- ENTRIES -
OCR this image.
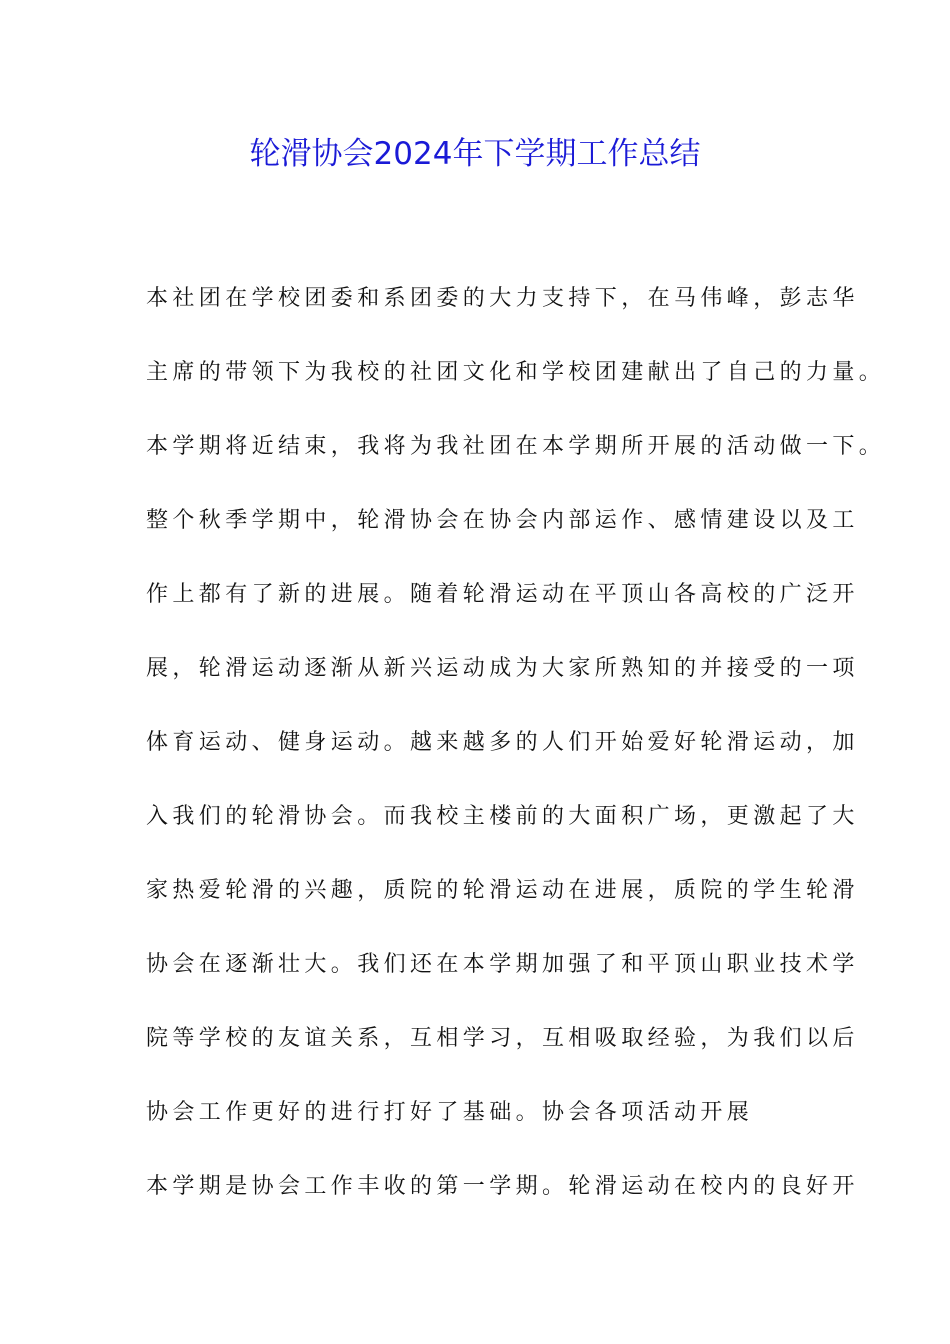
轮滑协会2024年下学期工作总结
本社团在学校团委和系团委的大力支持下，在马伟峰，彭志华
主席的带领下为我校的社团文化和学校团建献出了自己的力量。
本学期将近结束，我将为我社团在本学期所开展的活动做一下。
整个秋季学期中，轮滑协会在协会内部运作、感情建设以及工
作上都有了新的进展。随着轮滑运动在平顶山各高校的广泛开
展，轮滑运动逐渐从新兴运动成为大家所熟知的并接受的一项
体育运动、健身运动。越来越多的人们开始爱好轮滑运动，加
入我们的轮滑协会。而我校主楼前的大面积广场，更激起了大
家热爱轮滑的兴趣，质院的轮滑运动在进展，质院的学生轮滑
协会在逐渐壮大。我们还在本学期加强了和平顶山职业技术学
院等学校的友谊关系，互相学习，互相吸取经验，为我们以后
协会工作更好的进行打好了基础。协会各项活动开展
本学期是协会工作丰收的第一学期。轮滑运动在校内的良好开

- WHAT NEEDS TO BE DONE -
Return all of the entries word for word, but omit the pictures.

- WRITTEN RESPONSE -
OCR this image.
轮滑协会2024年下学期工作总结
本社团在学校团委和系团委的大力支持下，在马伟峰，彭志华
主席的带领下为我校的社团文化和学校团建献出了自己的力量。
本学期将近结束，我将为我社团在本学期所开展的活动做一下。
整个秋季学期中，轮滑协会在协会内部运作、感情建设以及工
作上都有了新的进展。随着轮滑运动在平顶山各高校的广泛开
展，轮滑运动逐渐从新兴运动成为大家所熟知的并接受的一项
体育运动、健身运动。越来越多的人们开始爱好轮滑运动，加
入我们的轮滑协会。而我校主楼前的大面积广场，更激起了大
家热爱轮滑的兴趣，质院的轮滑运动在进展，质院的学生轮滑
协会在逐渐壮大。我们还在本学期加强了和平顶山职业技术学
院等学校的友谊关系，互相学习，互相吸取经验，为我们以后
协会工作更好的进行打好了基础。协会各项活动开展
本学期是协会工作丰收的第一学期。轮滑运动在校内的良好开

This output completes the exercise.